#### Stated exercise
Check the listing below for lines with the word "name" and say how many there are, with nothing but the number.

┏━━

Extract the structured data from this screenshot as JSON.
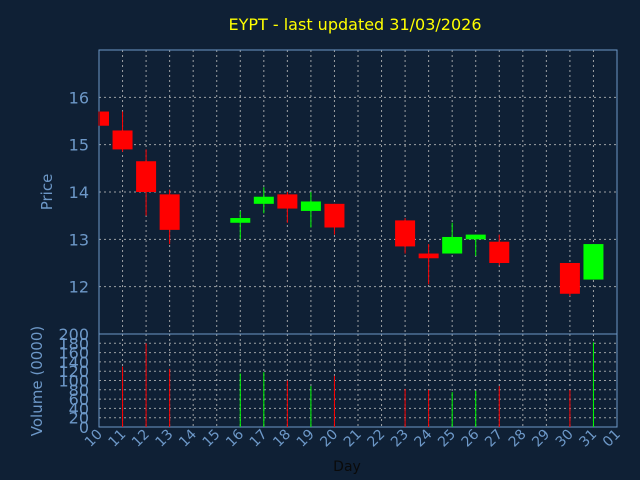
{
  "title": "EYPT - last updated 31/03/2026",
  "colors": {
    "up": "#00ff00",
    "down": "#ff0000",
    "background": "#0f2035",
    "grid": "#c0c0c0",
    "axis_text": "#6d98c8",
    "title": "#ffff00"
  },
  "chart_data": [
    {
      "type": "candlestick",
      "title": "EYPT - last updated 31/03/2026",
      "ylabel": "Price",
      "ylim": [
        11,
        17
      ],
      "yticks": [
        12,
        13,
        14,
        15,
        16
      ],
      "grid": true,
      "candles": [
        {
          "day": "10",
          "open": 15.7,
          "high": 15.7,
          "low": 15.4,
          "close": 15.4
        },
        {
          "day": "11",
          "open": 15.3,
          "high": 15.7,
          "low": 14.85,
          "close": 14.9
        },
        {
          "day": "12",
          "open": 14.65,
          "high": 14.9,
          "low": 13.5,
          "close": 14.0
        },
        {
          "day": "13",
          "open": 13.95,
          "high": 14.05,
          "low": 12.9,
          "close": 13.2
        },
        {
          "day": "16",
          "open": 13.35,
          "high": 13.6,
          "low": 13.0,
          "close": 13.45
        },
        {
          "day": "17",
          "open": 13.75,
          "high": 14.1,
          "low": 13.55,
          "close": 13.9
        },
        {
          "day": "18",
          "open": 13.95,
          "high": 14.0,
          "low": 13.35,
          "close": 13.65
        },
        {
          "day": "19",
          "open": 13.6,
          "high": 14.0,
          "low": 13.25,
          "close": 13.8
        },
        {
          "day": "20",
          "open": 13.75,
          "high": 13.75,
          "low": 13.1,
          "close": 13.25
        },
        {
          "day": "23",
          "open": 13.4,
          "high": 13.45,
          "low": 12.7,
          "close": 12.85
        },
        {
          "day": "24",
          "open": 12.7,
          "high": 12.9,
          "low": 12.05,
          "close": 12.6
        },
        {
          "day": "25",
          "open": 12.7,
          "high": 13.35,
          "low": 12.7,
          "close": 13.05
        },
        {
          "day": "26",
          "open": 13.0,
          "high": 13.1,
          "low": 12.65,
          "close": 13.1
        },
        {
          "day": "27",
          "open": 12.95,
          "high": 13.1,
          "low": 12.45,
          "close": 12.5
        },
        {
          "day": "30",
          "open": 12.5,
          "high": 12.5,
          "low": 11.8,
          "close": 11.85
        },
        {
          "day": "31",
          "open": 12.15,
          "high": 12.9,
          "low": 12.15,
          "close": 12.9
        }
      ]
    },
    {
      "type": "bar",
      "ylabel": "Volume (0000)",
      "xlabel": "Day",
      "ylim": [
        0,
        200
      ],
      "yticks": [
        0,
        20,
        40,
        60,
        80,
        100,
        120,
        140,
        160,
        180,
        200
      ],
      "grid": true,
      "categories": [
        "10",
        "11",
        "12",
        "13",
        "14",
        "15",
        "16",
        "17",
        "18",
        "19",
        "20",
        "21",
        "22",
        "23",
        "24",
        "25",
        "26",
        "27",
        "28",
        "29",
        "30",
        "31",
        "01"
      ],
      "volumes": [
        {
          "day": "11",
          "value": 130,
          "direction": "down"
        },
        {
          "day": "12",
          "value": 180,
          "direction": "down"
        },
        {
          "day": "13",
          "value": 125,
          "direction": "down"
        },
        {
          "day": "16",
          "value": 115,
          "direction": "up"
        },
        {
          "day": "17",
          "value": 118,
          "direction": "up"
        },
        {
          "day": "18",
          "value": 100,
          "direction": "down"
        },
        {
          "day": "19",
          "value": 88,
          "direction": "up"
        },
        {
          "day": "20",
          "value": 110,
          "direction": "down"
        },
        {
          "day": "23",
          "value": 82,
          "direction": "down"
        },
        {
          "day": "24",
          "value": 80,
          "direction": "down"
        },
        {
          "day": "25",
          "value": 75,
          "direction": "up"
        },
        {
          "day": "26",
          "value": 78,
          "direction": "up"
        },
        {
          "day": "27",
          "value": 88,
          "direction": "down"
        },
        {
          "day": "30",
          "value": 80,
          "direction": "down"
        },
        {
          "day": "31",
          "value": 182,
          "direction": "up"
        }
      ]
    }
  ]
}
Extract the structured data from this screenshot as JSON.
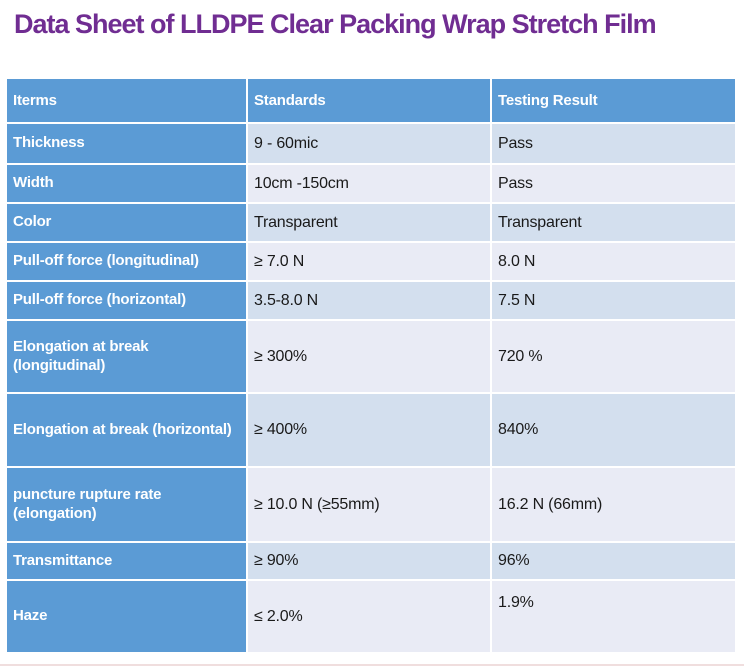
{
  "title": "Data Sheet of LLDPE Clear Packing Wrap Stretch Film",
  "colors": {
    "title_purple": "#702d92",
    "header_blue": "#5b9bd5",
    "row_odd_bg": "#d3dfee",
    "row_even_bg": "#e9ebf5",
    "header_text": "#ffffff"
  },
  "table": {
    "headers": [
      "Iterms",
      "Standards",
      "Testing Result"
    ],
    "rows": [
      {
        "item": "Thickness",
        "standard": "9 - 60mic",
        "result": "Pass"
      },
      {
        "item": "Width",
        "standard": "10cm -150cm",
        "result": "Pass"
      },
      {
        "item": "Color",
        "standard": "Transparent",
        "result": "Transparent"
      },
      {
        "item": "Pull-off force (longitudinal)",
        "standard": "≥ 7.0 N",
        "result": "8.0 N"
      },
      {
        "item": "Pull-off force (horizontal)",
        "standard": "3.5-8.0 N",
        "result": "7.5 N"
      },
      {
        "item": "Elongation at break (longitudinal)",
        "standard": "≥ 300%",
        "result": "720 %"
      },
      {
        "item": "Elongation at break (horizontal)",
        "standard": "≥ 400%",
        "result": "840%"
      },
      {
        "item": "puncture rupture rate (elongation)",
        "standard": "≥ 10.0 N (≥55mm)",
        "result": "16.2 N (66mm)"
      },
      {
        "item": "Transmittance",
        "standard": "≥ 90%",
        "result": "96%"
      },
      {
        "item": "Haze",
        "standard": "≤ 2.0%",
        "result": "1.9%"
      }
    ]
  }
}
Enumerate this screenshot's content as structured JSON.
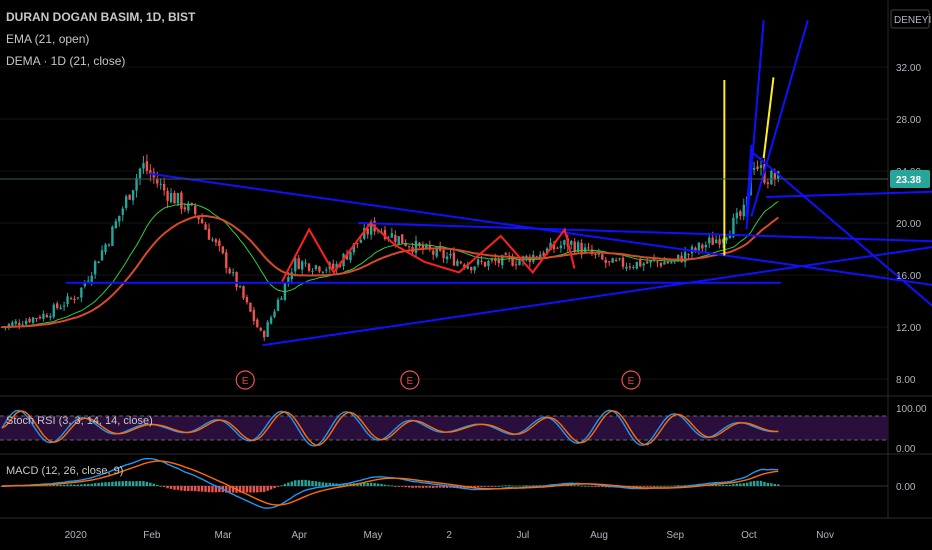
{
  "header": {
    "title": "DURAN DOGAN BASIM, 1D, BIST",
    "ema_label": "EMA (21, open)",
    "dema_label": "DEMA · 1D (21, close)"
  },
  "scale_button": "DENEYİN",
  "last_price": "23.38",
  "colors": {
    "up": "#26a69a",
    "down": "#ef5350",
    "ema": "#2ecc40",
    "dema": "#d64a28",
    "trendline": "#1010ff",
    "vertical": "#ffee22",
    "zigzag": "#ff2020",
    "rsi_k": "#2196f3",
    "rsi_d": "#ff6d00",
    "rsi_band": "#2a0f3d",
    "macd_line": "#2196f3",
    "signal_line": "#ff6d00"
  },
  "chart_data": [
    {
      "type": "candlestick",
      "title": "DURAN DOGAN BASIM, 1D, BIST",
      "y_ticks": [
        "32.00",
        "28.00",
        "24.00",
        "20.00",
        "16.00",
        "12.00",
        "8.00"
      ],
      "ylim": [
        6.6,
        35.6
      ],
      "x_ticks": [
        "2020",
        "Feb",
        "Mar",
        "Apr",
        "May",
        "2",
        "Jul",
        "Aug",
        "Sep",
        "Oct",
        "Nov"
      ],
      "series": [
        {
          "name": "EMA (21, open)"
        },
        {
          "name": "DEMA · 1D (21, close)"
        }
      ],
      "close_keypoints": [
        {
          "date": "2019-12-02",
          "value": 12.0
        },
        {
          "date": "2019-12-20",
          "value": 13.0
        },
        {
          "date": "2020-01-02",
          "value": 14.5
        },
        {
          "date": "2020-01-15",
          "value": 19.0
        },
        {
          "date": "2020-01-28",
          "value": 24.5
        },
        {
          "date": "2020-02-06",
          "value": 22.5
        },
        {
          "date": "2020-02-20",
          "value": 20.5
        },
        {
          "date": "2020-03-02",
          "value": 17.0
        },
        {
          "date": "2020-03-17",
          "value": 11.2
        },
        {
          "date": "2020-03-30",
          "value": 17.0
        },
        {
          "date": "2020-04-15",
          "value": 16.5
        },
        {
          "date": "2020-05-01",
          "value": 19.8
        },
        {
          "date": "2020-05-20",
          "value": 18.0
        },
        {
          "date": "2020-06-10",
          "value": 16.8
        },
        {
          "date": "2020-07-01",
          "value": 17.2
        },
        {
          "date": "2020-07-20",
          "value": 18.5
        },
        {
          "date": "2020-08-05",
          "value": 16.8
        },
        {
          "date": "2020-08-31",
          "value": 17.0
        },
        {
          "date": "2020-09-20",
          "value": 19.0
        },
        {
          "date": "2020-09-30",
          "value": 21.0
        },
        {
          "date": "2020-10-02",
          "value": 25.0
        },
        {
          "date": "2020-10-08",
          "value": 23.5
        },
        {
          "date": "2020-10-14",
          "value": 23.38
        }
      ],
      "earnings_marker": "E",
      "earnings_dates": [
        "2020-03-10",
        "2020-05-16",
        "2020-08-14"
      ]
    },
    {
      "type": "line",
      "title": "Stoch RSI (3, 3, 14, 14, close)",
      "y_ticks": [
        "100.00",
        "0.00"
      ],
      "ylim": [
        0,
        100
      ],
      "bands": [
        20,
        80
      ]
    },
    {
      "type": "histogram",
      "title": "MACD (12, 26, close, 9)",
      "y_ticks": [
        "0.00"
      ]
    }
  ]
}
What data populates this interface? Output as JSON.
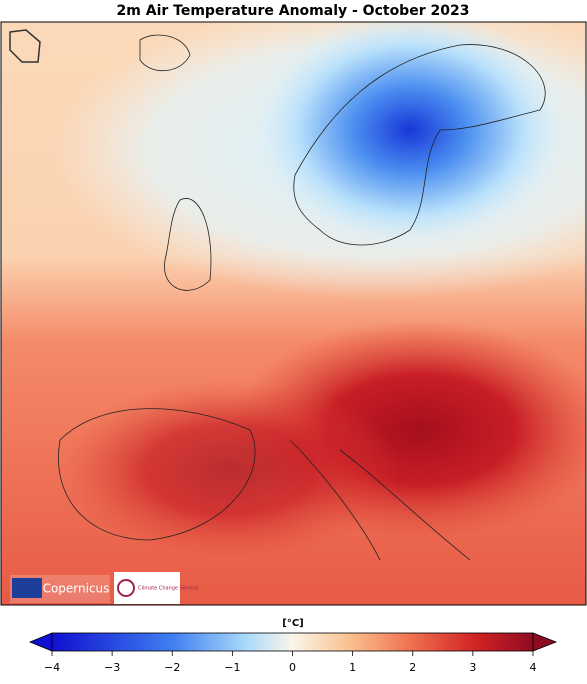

┗━━

#### Solution to the problem
2